### Exercise directions
All entries are to be given again verbatim.

### Given information
-- Start --

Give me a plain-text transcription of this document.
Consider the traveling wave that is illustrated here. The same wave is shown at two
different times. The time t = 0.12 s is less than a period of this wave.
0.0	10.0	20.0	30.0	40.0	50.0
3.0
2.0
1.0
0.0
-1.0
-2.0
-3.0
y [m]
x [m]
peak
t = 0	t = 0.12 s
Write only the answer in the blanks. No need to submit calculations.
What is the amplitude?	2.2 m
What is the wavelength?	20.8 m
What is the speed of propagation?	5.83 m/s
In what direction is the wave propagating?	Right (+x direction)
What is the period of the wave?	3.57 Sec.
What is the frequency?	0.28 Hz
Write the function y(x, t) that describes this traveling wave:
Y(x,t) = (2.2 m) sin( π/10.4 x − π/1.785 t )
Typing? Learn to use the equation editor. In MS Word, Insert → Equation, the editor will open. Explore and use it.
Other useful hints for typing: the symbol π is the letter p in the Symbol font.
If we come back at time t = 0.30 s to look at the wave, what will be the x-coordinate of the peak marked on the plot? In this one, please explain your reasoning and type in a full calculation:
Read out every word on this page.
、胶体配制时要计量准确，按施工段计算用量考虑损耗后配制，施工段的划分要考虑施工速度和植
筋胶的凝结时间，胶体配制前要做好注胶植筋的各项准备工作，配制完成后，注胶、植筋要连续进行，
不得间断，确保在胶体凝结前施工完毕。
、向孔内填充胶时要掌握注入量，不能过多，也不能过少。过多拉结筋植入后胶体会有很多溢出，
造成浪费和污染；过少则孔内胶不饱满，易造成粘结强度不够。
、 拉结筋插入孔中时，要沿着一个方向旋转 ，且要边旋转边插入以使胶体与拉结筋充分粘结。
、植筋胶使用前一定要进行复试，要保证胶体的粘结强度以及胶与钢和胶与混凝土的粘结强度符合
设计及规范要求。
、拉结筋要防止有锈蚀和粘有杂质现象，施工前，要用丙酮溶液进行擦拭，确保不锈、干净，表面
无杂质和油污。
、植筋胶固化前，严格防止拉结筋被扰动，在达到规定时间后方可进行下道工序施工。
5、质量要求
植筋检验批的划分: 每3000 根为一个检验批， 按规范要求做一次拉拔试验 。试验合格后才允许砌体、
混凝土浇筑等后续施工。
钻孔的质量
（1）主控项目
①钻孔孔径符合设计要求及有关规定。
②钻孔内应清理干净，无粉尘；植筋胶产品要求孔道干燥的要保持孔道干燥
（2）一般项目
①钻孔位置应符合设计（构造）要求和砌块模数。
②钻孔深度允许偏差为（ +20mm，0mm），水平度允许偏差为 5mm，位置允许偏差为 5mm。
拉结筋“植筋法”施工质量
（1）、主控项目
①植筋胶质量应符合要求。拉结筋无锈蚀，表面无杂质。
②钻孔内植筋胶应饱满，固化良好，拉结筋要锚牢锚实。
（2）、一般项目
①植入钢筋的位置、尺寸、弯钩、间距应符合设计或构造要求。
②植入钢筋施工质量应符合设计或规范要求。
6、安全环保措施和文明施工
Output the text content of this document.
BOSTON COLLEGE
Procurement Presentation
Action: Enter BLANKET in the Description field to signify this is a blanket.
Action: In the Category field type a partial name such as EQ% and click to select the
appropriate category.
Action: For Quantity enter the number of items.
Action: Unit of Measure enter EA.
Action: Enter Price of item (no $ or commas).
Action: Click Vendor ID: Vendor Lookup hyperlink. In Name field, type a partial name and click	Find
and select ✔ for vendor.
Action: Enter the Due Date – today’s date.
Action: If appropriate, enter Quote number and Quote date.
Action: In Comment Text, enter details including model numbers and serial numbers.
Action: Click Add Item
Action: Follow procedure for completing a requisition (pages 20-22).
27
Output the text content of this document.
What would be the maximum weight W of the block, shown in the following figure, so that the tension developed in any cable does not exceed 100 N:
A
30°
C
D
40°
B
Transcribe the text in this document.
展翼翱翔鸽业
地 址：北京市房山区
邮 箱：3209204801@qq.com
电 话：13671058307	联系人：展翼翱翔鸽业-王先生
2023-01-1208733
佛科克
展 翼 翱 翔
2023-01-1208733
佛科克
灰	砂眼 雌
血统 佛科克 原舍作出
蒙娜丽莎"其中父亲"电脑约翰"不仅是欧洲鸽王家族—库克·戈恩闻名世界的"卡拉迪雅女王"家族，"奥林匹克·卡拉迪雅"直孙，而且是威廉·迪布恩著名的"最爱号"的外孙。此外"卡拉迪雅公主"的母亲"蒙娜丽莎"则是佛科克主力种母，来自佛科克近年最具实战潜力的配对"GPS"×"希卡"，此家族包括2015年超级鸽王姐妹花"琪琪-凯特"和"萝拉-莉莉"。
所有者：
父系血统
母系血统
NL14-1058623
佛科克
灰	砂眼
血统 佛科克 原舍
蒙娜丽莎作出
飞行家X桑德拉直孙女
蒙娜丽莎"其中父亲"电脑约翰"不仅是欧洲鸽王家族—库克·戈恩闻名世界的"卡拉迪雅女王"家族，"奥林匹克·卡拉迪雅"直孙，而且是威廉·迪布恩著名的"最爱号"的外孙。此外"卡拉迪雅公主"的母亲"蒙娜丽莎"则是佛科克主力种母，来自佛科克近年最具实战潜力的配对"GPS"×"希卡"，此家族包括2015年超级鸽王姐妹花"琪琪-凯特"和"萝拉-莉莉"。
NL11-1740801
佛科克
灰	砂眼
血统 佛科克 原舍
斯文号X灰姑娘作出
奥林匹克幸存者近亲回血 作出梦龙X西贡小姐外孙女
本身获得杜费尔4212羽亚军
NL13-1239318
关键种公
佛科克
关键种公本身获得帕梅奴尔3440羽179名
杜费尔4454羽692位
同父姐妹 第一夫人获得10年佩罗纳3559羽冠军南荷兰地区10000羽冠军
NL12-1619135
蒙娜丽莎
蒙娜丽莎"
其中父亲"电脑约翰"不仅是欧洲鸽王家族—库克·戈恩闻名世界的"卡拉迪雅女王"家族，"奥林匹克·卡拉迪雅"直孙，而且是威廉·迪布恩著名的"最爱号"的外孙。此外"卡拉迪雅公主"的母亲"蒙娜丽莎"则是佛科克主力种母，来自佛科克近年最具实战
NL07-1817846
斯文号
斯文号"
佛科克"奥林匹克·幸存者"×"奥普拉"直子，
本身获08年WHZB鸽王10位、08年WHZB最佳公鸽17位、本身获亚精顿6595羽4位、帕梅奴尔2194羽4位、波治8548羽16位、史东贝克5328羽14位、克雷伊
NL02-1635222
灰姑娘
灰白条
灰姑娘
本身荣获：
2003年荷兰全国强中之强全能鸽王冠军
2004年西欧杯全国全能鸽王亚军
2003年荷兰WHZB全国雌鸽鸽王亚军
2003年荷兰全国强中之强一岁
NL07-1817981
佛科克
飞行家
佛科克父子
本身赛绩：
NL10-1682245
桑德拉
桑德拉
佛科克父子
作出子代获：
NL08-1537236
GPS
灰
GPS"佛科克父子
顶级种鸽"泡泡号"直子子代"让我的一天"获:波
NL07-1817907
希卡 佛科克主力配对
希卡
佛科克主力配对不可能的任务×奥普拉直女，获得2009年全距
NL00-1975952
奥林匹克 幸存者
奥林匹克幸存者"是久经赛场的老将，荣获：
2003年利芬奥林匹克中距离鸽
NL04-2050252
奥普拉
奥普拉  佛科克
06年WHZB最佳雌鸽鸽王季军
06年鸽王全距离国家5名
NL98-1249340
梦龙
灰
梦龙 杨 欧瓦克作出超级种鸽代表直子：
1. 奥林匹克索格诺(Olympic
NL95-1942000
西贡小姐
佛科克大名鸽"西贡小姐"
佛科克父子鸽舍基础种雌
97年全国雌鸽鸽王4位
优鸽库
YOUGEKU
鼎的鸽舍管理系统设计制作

-- End --

### Solution
Give me a plain-text transcription of this document.
Consider the traveling wave that is illustrated here. The same wave is shown at two
different times. The time t = 0.12 s is less than a period of this wave.
0.0	10.0	20.0	30.0	40.0	50.0
3.0
2.0
1.0
0.0
-1.0
-2.0
-3.0
y [m]
x [m]
peak
t = 0	t = 0.12 s
Write only the answer in the blanks. No need to submit calculations.
What is the amplitude?	2.2 m
What is the wavelength?	20.8 m
What is the speed of propagation?	5.83 m/s
In what direction is the wave propagating?	Right (+x direction)
What is the period of the wave?	3.57 Sec.
What is the frequency?	0.28 Hz
Write the function y(x, t) that describes this traveling wave:
Y(x,t) = (2.2 m) sin( π/10.4 x − π/1.785 t )
Typing? Learn to use the equation editor. In MS Word, Insert → Equation, the editor will open. Explore and use it.
Other useful hints for typing: the symbol π is the letter p in the Symbol font.
If we come back at time t = 0.30 s to look at the wave, what will be the x-coordinate of the peak marked on the plot? In this one, please explain your reasoning and type in a full calculation:
Read out every word on this page.
、胶体配制时要计量准确，按施工段计算用量考虑损耗后配制，施工段的划分要考虑施工速度和植
筋胶的凝结时间，胶体配制前要做好注胶植筋的各项准备工作，配制完成后，注胶、植筋要连续进行，
不得间断，确保在胶体凝结前施工完毕。
、向孔内填充胶时要掌握注入量，不能过多，也不能过少。过多拉结筋植入后胶体会有很多溢出，
造成浪费和污染；过少则孔内胶不饱满，易造成粘结强度不够。
、 拉结筋插入孔中时，要沿着一个方向旋转 ，且要边旋转边插入以使胶体与拉结筋充分粘结。
、植筋胶使用前一定要进行复试，要保证胶体的粘结强度以及胶与钢和胶与混凝土的粘结强度符合
设计及规范要求。
、拉结筋要防止有锈蚀和粘有杂质现象，施工前，要用丙酮溶液进行擦拭，确保不锈、干净，表面
无杂质和油污。
、植筋胶固化前，严格防止拉结筋被扰动，在达到规定时间后方可进行下道工序施工。
5、质量要求
植筋检验批的划分: 每3000 根为一个检验批， 按规范要求做一次拉拔试验 。试验合格后才允许砌体、
混凝土浇筑等后续施工。
钻孔的质量
（1）主控项目
①钻孔孔径符合设计要求及有关规定。
②钻孔内应清理干净，无粉尘；植筋胶产品要求孔道干燥的要保持孔道干燥
（2）一般项目
①钻孔位置应符合设计（构造）要求和砌块模数。
②钻孔深度允许偏差为（ +20mm，0mm），水平度允许偏差为 5mm，位置允许偏差为 5mm。
拉结筋“植筋法”施工质量
（1）、主控项目
①植筋胶质量应符合要求。拉结筋无锈蚀，表面无杂质。
②钻孔内植筋胶应饱满，固化良好，拉结筋要锚牢锚实。
（2）、一般项目
①植入钢筋的位置、尺寸、弯钩、间距应符合设计或构造要求。
②植入钢筋施工质量应符合设计或规范要求。
6、安全环保措施和文明施工
Output the text content of this document.
BOSTON COLLEGE
Procurement Presentation
Action: Enter BLANKET in the Description field to signify this is a blanket.
Action: In the Category field type a partial name such as EQ% and click to select the
appropriate category.
Action: For Quantity enter the number of items.
Action: Unit of Measure enter EA.
Action: Enter Price of item (no $ or commas).
Action: Click Vendor ID: Vendor Lookup hyperlink. In Name field, type a partial name and click	Find
and select ✔ for vendor.
Action: Enter the Due Date – today’s date.
Action: If appropriate, enter Quote number and Quote date.
Action: In Comment Text, enter details including model numbers and serial numbers.
Action: Click Add Item
Action: Follow procedure for completing a requisition (pages 20-22).
27
Output the text content of this document.
What would be the maximum weight W of the block, shown in the following figure, so that the tension developed in any cable does not exceed 100 N:
A
30°
C
D
40°
B
Transcribe the text in this document.
展翼翱翔鸽业
地 址：北京市房山区
邮 箱：3209204801@qq.com
电 话：13671058307	联系人：展翼翱翔鸽业-王先生
2023-01-1208733
佛科克
展 翼 翱 翔
2023-01-1208733
佛科克
灰	砂眼 雌
血统 佛科克 原舍作出
蒙娜丽莎"其中父亲"电脑约翰"不仅是欧洲鸽王家族—库克·戈恩闻名世界的"卡拉迪雅女王"家族，"奥林匹克·卡拉迪雅"直孙，而且是威廉·迪布恩著名的"最爱号"的外孙。此外"卡拉迪雅公主"的母亲"蒙娜丽莎"则是佛科克主力种母，来自佛科克近年最具实战潜力的配对"GPS"×"希卡"，此家族包括2015年超级鸽王姐妹花"琪琪-凯特"和"萝拉-莉莉"。
所有者：
父系血统
母系血统
NL14-1058623
佛科克
灰	砂眼
血统 佛科克 原舍
蒙娜丽莎作出
飞行家X桑德拉直孙女
蒙娜丽莎"其中父亲"电脑约翰"不仅是欧洲鸽王家族—库克·戈恩闻名世界的"卡拉迪雅女王"家族，"奥林匹克·卡拉迪雅"直孙，而且是威廉·迪布恩著名的"最爱号"的外孙。此外"卡拉迪雅公主"的母亲"蒙娜丽莎"则是佛科克主力种母，来自佛科克近年最具实战潜力的配对"GPS"×"希卡"，此家族包括2015年超级鸽王姐妹花"琪琪-凯特"和"萝拉-莉莉"。
NL11-1740801
佛科克
灰	砂眼
血统 佛科克 原舍
斯文号X灰姑娘作出
奥林匹克幸存者近亲回血 作出梦龙X西贡小姐外孙女
本身获得杜费尔4212羽亚军
NL13-1239318
关键种公
佛科克
关键种公本身获得帕梅奴尔3440羽179名
杜费尔4454羽692位
同父姐妹 第一夫人获得10年佩罗纳3559羽冠军南荷兰地区10000羽冠军
NL12-1619135
蒙娜丽莎
蒙娜丽莎"
其中父亲"电脑约翰"不仅是欧洲鸽王家族—库克·戈恩闻名世界的"卡拉迪雅女王"家族，"奥林匹克·卡拉迪雅"直孙，而且是威廉·迪布恩著名的"最爱号"的外孙。此外"卡拉迪雅公主"的母亲"蒙娜丽莎"则是佛科克主力种母，来自佛科克近年最具实战
NL07-1817846
斯文号
斯文号"
佛科克"奥林匹克·幸存者"×"奥普拉"直子，
本身获08年WHZB鸽王10位、08年WHZB最佳公鸽17位、本身获亚精顿6595羽4位、帕梅奴尔2194羽4位、波治8548羽16位、史东贝克5328羽14位、克雷伊
NL02-1635222
灰姑娘
灰白条
灰姑娘
本身荣获：
2003年荷兰全国强中之强全能鸽王冠军
2004年西欧杯全国全能鸽王亚军
2003年荷兰WHZB全国雌鸽鸽王亚军
2003年荷兰全国强中之强一岁
NL07-1817981
佛科克
飞行家
佛科克父子
本身赛绩：
NL10-1682245
桑德拉
桑德拉
佛科克父子
作出子代获：
NL08-1537236
GPS
灰
GPS"佛科克父子
顶级种鸽"泡泡号"直子子代"让我的一天"获:波
NL07-1817907
希卡 佛科克主力配对
希卡
佛科克主力配对不可能的任务×奥普拉直女，获得2009年全距
NL00-1975952
奥林匹克 幸存者
奥林匹克幸存者"是久经赛场的老将，荣获：
2003年利芬奥林匹克中距离鸽
NL04-2050252
奥普拉
奥普拉  佛科克
06年WHZB最佳雌鸽鸽王季军
06年鸽王全距离国家5名
NL98-1249340
梦龙
灰
梦龙 杨 欧瓦克作出超级种鸽代表直子：
1. 奥林匹克索格诺(Olympic
NL95-1942000
西贡小姐
佛科克大名鸽"西贡小姐"
佛科克父子鸽舍基础种雌
97年全国雌鸽鸽王4位
优鸽库
YOUGEKU
鼎的鸽舍管理系统设计制作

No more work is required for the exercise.